§ Supplied material:

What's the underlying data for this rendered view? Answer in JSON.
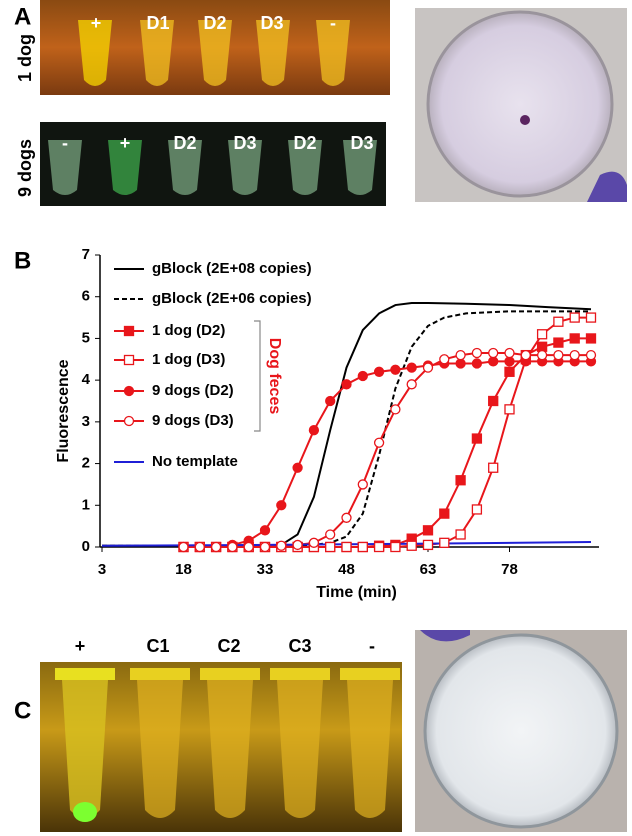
{
  "panel_a": {
    "label": "A",
    "top_row": {
      "side_label": "1 dog",
      "tube_labels": [
        "+",
        "D1",
        "D2",
        "D3",
        "-"
      ]
    },
    "bottom_row": {
      "side_label": "9 dogs",
      "tube_labels": [
        "-",
        "+",
        "D2",
        "D3",
        "D2",
        "D3"
      ]
    }
  },
  "panel_b": {
    "label": "B"
  },
  "chart_data": {
    "type": "line",
    "x_label": "Time (min)",
    "y_label": "Fluorescence",
    "xlim": [
      3,
      93
    ],
    "xticks": [
      3,
      18,
      33,
      48,
      63,
      78
    ],
    "ylim": [
      0,
      7
    ],
    "yticks": [
      0,
      1,
      2,
      3,
      4,
      5,
      6,
      7
    ],
    "grid": false,
    "legend": "upper left",
    "bracket_label": "Dog feces",
    "bracket_color": "#e8161b",
    "series": [
      {
        "name": "gBlock (2E+08 copies)",
        "color": "#000000",
        "dash": "solid",
        "marker": "none",
        "x": [
          3,
          18,
          30,
          33,
          36,
          39,
          42,
          45,
          48,
          51,
          54,
          57,
          60,
          63,
          70,
          78,
          85,
          93
        ],
        "values": [
          0.03,
          0.03,
          0.04,
          0.04,
          0.05,
          0.3,
          1.2,
          2.8,
          4.3,
          5.2,
          5.6,
          5.8,
          5.85,
          5.85,
          5.83,
          5.8,
          5.75,
          5.7
        ]
      },
      {
        "name": "gBlock (2E+06 copies)",
        "color": "#000000",
        "dash": "dashed",
        "marker": "none",
        "x": [
          3,
          18,
          30,
          42,
          45,
          48,
          51,
          54,
          57,
          60,
          63,
          66,
          70,
          78,
          93
        ],
        "values": [
          0.03,
          0.03,
          0.04,
          0.05,
          0.1,
          0.25,
          0.8,
          2.2,
          3.8,
          4.8,
          5.3,
          5.5,
          5.6,
          5.65,
          5.65
        ]
      },
      {
        "name": "1 dog (D2)",
        "color": "#e8161b",
        "dash": "solid",
        "marker": "filled-square",
        "x": [
          18,
          21,
          24,
          27,
          30,
          33,
          36,
          39,
          42,
          45,
          48,
          51,
          54,
          57,
          60,
          63,
          66,
          69,
          72,
          75,
          78,
          81,
          84,
          87,
          90,
          93
        ],
        "values": [
          0,
          0,
          0,
          0,
          0,
          0,
          0,
          0,
          0,
          0,
          0,
          0,
          0.03,
          0.05,
          0.2,
          0.4,
          0.8,
          1.6,
          2.6,
          3.5,
          4.2,
          4.6,
          4.8,
          4.9,
          5.0,
          5.0
        ]
      },
      {
        "name": "1 dog (D3)",
        "color": "#e8161b",
        "dash": "solid",
        "marker": "open-square",
        "x": [
          18,
          21,
          24,
          27,
          30,
          33,
          36,
          39,
          42,
          45,
          48,
          51,
          54,
          57,
          60,
          63,
          66,
          69,
          72,
          75,
          78,
          81,
          84,
          87,
          90,
          93
        ],
        "values": [
          0,
          0,
          0,
          0,
          0,
          0,
          0,
          0,
          0,
          0,
          0,
          0,
          0,
          0,
          0.03,
          0.05,
          0.1,
          0.3,
          0.9,
          1.9,
          3.3,
          4.5,
          5.1,
          5.4,
          5.5,
          5.5
        ]
      },
      {
        "name": "9 dogs (D2)",
        "color": "#e8161b",
        "dash": "solid",
        "marker": "filled-circle",
        "x": [
          18,
          21,
          24,
          27,
          30,
          33,
          36,
          39,
          42,
          45,
          48,
          51,
          54,
          57,
          60,
          63,
          66,
          69,
          72,
          75,
          78,
          81,
          84,
          87,
          90,
          93
        ],
        "values": [
          0,
          0,
          0,
          0.05,
          0.15,
          0.4,
          1.0,
          1.9,
          2.8,
          3.5,
          3.9,
          4.1,
          4.2,
          4.25,
          4.3,
          4.35,
          4.4,
          4.4,
          4.4,
          4.45,
          4.45,
          4.45,
          4.45,
          4.45,
          4.45,
          4.45
        ]
      },
      {
        "name": "9 dogs (D3)",
        "color": "#e8161b",
        "dash": "solid",
        "marker": "open-circle",
        "x": [
          18,
          21,
          24,
          27,
          30,
          33,
          36,
          39,
          42,
          45,
          48,
          51,
          54,
          57,
          60,
          63,
          66,
          69,
          72,
          75,
          78,
          81,
          84,
          87,
          90,
          93
        ],
        "values": [
          0,
          0,
          0,
          0,
          0,
          0,
          0.03,
          0.05,
          0.1,
          0.3,
          0.7,
          1.5,
          2.5,
          3.3,
          3.9,
          4.3,
          4.5,
          4.6,
          4.65,
          4.65,
          4.65,
          4.6,
          4.6,
          4.6,
          4.6,
          4.6
        ]
      },
      {
        "name": "No template",
        "color": "#1f1fd6",
        "dash": "solid",
        "marker": "none",
        "x": [
          3,
          33,
          63,
          93
        ],
        "values": [
          0.03,
          0.05,
          0.08,
          0.12
        ]
      }
    ]
  },
  "panel_c": {
    "label": "C",
    "tube_labels": [
      "+",
      "C1",
      "C2",
      "C3",
      "-"
    ]
  }
}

§ Challenge: All of the data above should be quoted exactly, except for the pictures.

§ Problem solution:
What's the underlying data for this rendered view? Answer in JSON.
{
  "panel_a": {
    "label": "A",
    "top_row": {
      "side_label": "1 dog",
      "tube_labels": [
        "+",
        "D1",
        "D2",
        "D3",
        "-"
      ]
    },
    "bottom_row": {
      "side_label": "9 dogs",
      "tube_labels": [
        "-",
        "+",
        "D2",
        "D3",
        "D2",
        "D3"
      ]
    }
  },
  "panel_b": {
    "label": "B"
  },
  "chart_data": {
    "type": "line",
    "x_label": "Time (min)",
    "y_label": "Fluorescence",
    "xlim": [
      3,
      93
    ],
    "xticks": [
      3,
      18,
      33,
      48,
      63,
      78
    ],
    "ylim": [
      0,
      7
    ],
    "yticks": [
      0,
      1,
      2,
      3,
      4,
      5,
      6,
      7
    ],
    "grid": false,
    "legend": "upper left",
    "bracket_label": "Dog feces",
    "bracket_color": "#e8161b",
    "series": [
      {
        "name": "gBlock (2E+08 copies)",
        "color": "#000000",
        "dash": "solid",
        "marker": "none",
        "x": [
          3,
          18,
          30,
          33,
          36,
          39,
          42,
          45,
          48,
          51,
          54,
          57,
          60,
          63,
          70,
          78,
          85,
          93
        ],
        "values": [
          0.03,
          0.03,
          0.04,
          0.04,
          0.05,
          0.3,
          1.2,
          2.8,
          4.3,
          5.2,
          5.6,
          5.8,
          5.85,
          5.85,
          5.83,
          5.8,
          5.75,
          5.7
        ]
      },
      {
        "name": "gBlock (2E+06 copies)",
        "color": "#000000",
        "dash": "dashed",
        "marker": "none",
        "x": [
          3,
          18,
          30,
          42,
          45,
          48,
          51,
          54,
          57,
          60,
          63,
          66,
          70,
          78,
          93
        ],
        "values": [
          0.03,
          0.03,
          0.04,
          0.05,
          0.1,
          0.25,
          0.8,
          2.2,
          3.8,
          4.8,
          5.3,
          5.5,
          5.6,
          5.65,
          5.65
        ]
      },
      {
        "name": "1 dog (D2)",
        "color": "#e8161b",
        "dash": "solid",
        "marker": "filled-square",
        "x": [
          18,
          21,
          24,
          27,
          30,
          33,
          36,
          39,
          42,
          45,
          48,
          51,
          54,
          57,
          60,
          63,
          66,
          69,
          72,
          75,
          78,
          81,
          84,
          87,
          90,
          93
        ],
        "values": [
          0,
          0,
          0,
          0,
          0,
          0,
          0,
          0,
          0,
          0,
          0,
          0,
          0.03,
          0.05,
          0.2,
          0.4,
          0.8,
          1.6,
          2.6,
          3.5,
          4.2,
          4.6,
          4.8,
          4.9,
          5.0,
          5.0
        ]
      },
      {
        "name": "1 dog (D3)",
        "color": "#e8161b",
        "dash": "solid",
        "marker": "open-square",
        "x": [
          18,
          21,
          24,
          27,
          30,
          33,
          36,
          39,
          42,
          45,
          48,
          51,
          54,
          57,
          60,
          63,
          66,
          69,
          72,
          75,
          78,
          81,
          84,
          87,
          90,
          93
        ],
        "values": [
          0,
          0,
          0,
          0,
          0,
          0,
          0,
          0,
          0,
          0,
          0,
          0,
          0,
          0,
          0.03,
          0.05,
          0.1,
          0.3,
          0.9,
          1.9,
          3.3,
          4.5,
          5.1,
          5.4,
          5.5,
          5.5
        ]
      },
      {
        "name": "9 dogs (D2)",
        "color": "#e8161b",
        "dash": "solid",
        "marker": "filled-circle",
        "x": [
          18,
          21,
          24,
          27,
          30,
          33,
          36,
          39,
          42,
          45,
          48,
          51,
          54,
          57,
          60,
          63,
          66,
          69,
          72,
          75,
          78,
          81,
          84,
          87,
          90,
          93
        ],
        "values": [
          0,
          0,
          0,
          0.05,
          0.15,
          0.4,
          1.0,
          1.9,
          2.8,
          3.5,
          3.9,
          4.1,
          4.2,
          4.25,
          4.3,
          4.35,
          4.4,
          4.4,
          4.4,
          4.45,
          4.45,
          4.45,
          4.45,
          4.45,
          4.45,
          4.45
        ]
      },
      {
        "name": "9 dogs (D3)",
        "color": "#e8161b",
        "dash": "solid",
        "marker": "open-circle",
        "x": [
          18,
          21,
          24,
          27,
          30,
          33,
          36,
          39,
          42,
          45,
          48,
          51,
          54,
          57,
          60,
          63,
          66,
          69,
          72,
          75,
          78,
          81,
          84,
          87,
          90,
          93
        ],
        "values": [
          0,
          0,
          0,
          0,
          0,
          0,
          0.03,
          0.05,
          0.1,
          0.3,
          0.7,
          1.5,
          2.5,
          3.3,
          3.9,
          4.3,
          4.5,
          4.6,
          4.65,
          4.65,
          4.65,
          4.6,
          4.6,
          4.6,
          4.6,
          4.6
        ]
      },
      {
        "name": "No template",
        "color": "#1f1fd6",
        "dash": "solid",
        "marker": "none",
        "x": [
          3,
          33,
          63,
          93
        ],
        "values": [
          0.03,
          0.05,
          0.08,
          0.12
        ]
      }
    ]
  },
  "panel_c": {
    "label": "C",
    "tube_labels": [
      "+",
      "C1",
      "C2",
      "C3",
      "-"
    ]
  }
}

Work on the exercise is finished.